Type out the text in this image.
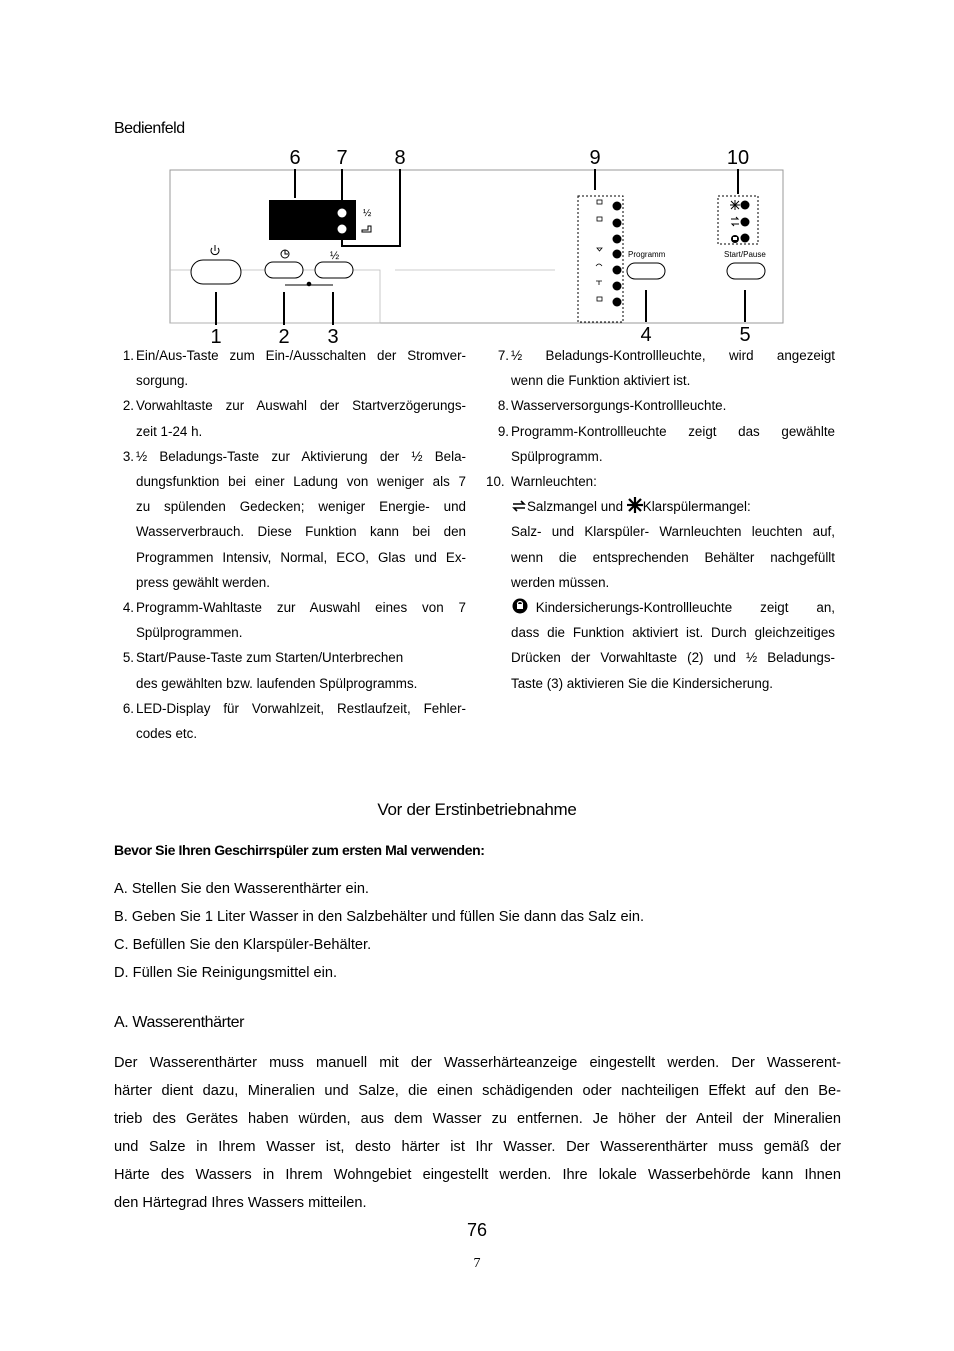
Bedienfeld
6 7 8	9	10
½
½
1	2 3
Programm
4
Start/Pause
5
1. Ein/Aus-Taste zum Ein-/Ausschalten der Stromver-
sorgung.
2. Vorwahltaste zur Auswahl der Startverzögerungs-
zeit 1-24 h.
3. ½ Beladungs-Taste zur Aktivierung der ½ Bela-
dungsfunktion bei einer Ladung von weniger als 7
zu spülenden Gedecken; weniger Energie- und
Wasserverbrauch. Diese Funktion kann bei den
Programmen Intensiv, Normal, ECO, Glas und Ex-
press gewählt werden.
4. Programm-Wahltaste zur Auswahl eines von 7
Spülprogrammen.
5. Start/Pause-Taste zum Starten/Unterbrechen
des gewählten bzw. laufenden Spülprogramms.
6. LED-Display für Vorwahlzeit, Restlaufzeit, Fehler-
codes etc.
7. ½ Beladungs-Kontrollleuchte, wird angezeigt
wenn die Funktion aktiviert ist.
8. Wasserversorgungs-Kontrollleuchte.
9. Programm-Kontrollleuchte zeigt das gewählte
Spülprogramm.
10. Warnleuchten:
Salzmangel und Klarspülermangel:
Salz- und Klarspüler- Warnleuchten leuchten auf,
wenn die entsprechenden Behälter nachgefüllt
werden müssen.
 Kindersicherungs-Kontrollleuchte zeigt an,
dass die Funktion aktiviert ist. Durch gleichzeitiges
Drücken der Vorwahltaste (2) und ½ Beladungs-
Taste (3) aktivieren Sie die Kindersicherung.
Vor der Erstinbetriebnahme
Bevor Sie Ihren Geschirrspüler zum ersten Mal verwenden:
A. Stellen Sie den Wasserenthärter ein.
B. Geben Sie 1 Liter Wasser in den Salzbehälter und füllen Sie dann das Salz ein.
C. Befüllen Sie den Klarspüler-Behälter.
D. Füllen Sie Reinigungsmittel ein.
A. Wasserenthärter

Der Wasserenthärter muss manuell mit der Wasserhärteanzeige eingestellt werden. Der Wasserent-

härter dient dazu, Mineralien und Salze, die einen schädigenden oder nachteiligen Effekt auf den Be-

trieb des Gerätes haben würden, aus dem Wasser zu entfernen. Je höher der Anteil der Mineralien

und Salze in Ihrem Wasser ist, desto härter ist Ihr Wasser. Der Wasserenthärter muss gemäß der

Härte des Wassers in Ihrem Wohngebiet eingestellt werden. Ihre lokale Wasserbehörde kann Ihnen

den Härtegrad Ihres Wassers mitteilen.

76
7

**Exercise**
Return every line above in which the string "Beladungs" occurs.

**Full response**
3. ½ Beladungs-Taste zur Aktivierung der ½ Bela-
7. ½ Beladungs-Kontrollleuchte, wird angezeigt
Drücken der Vorwahltaste (2) und ½ Beladungs-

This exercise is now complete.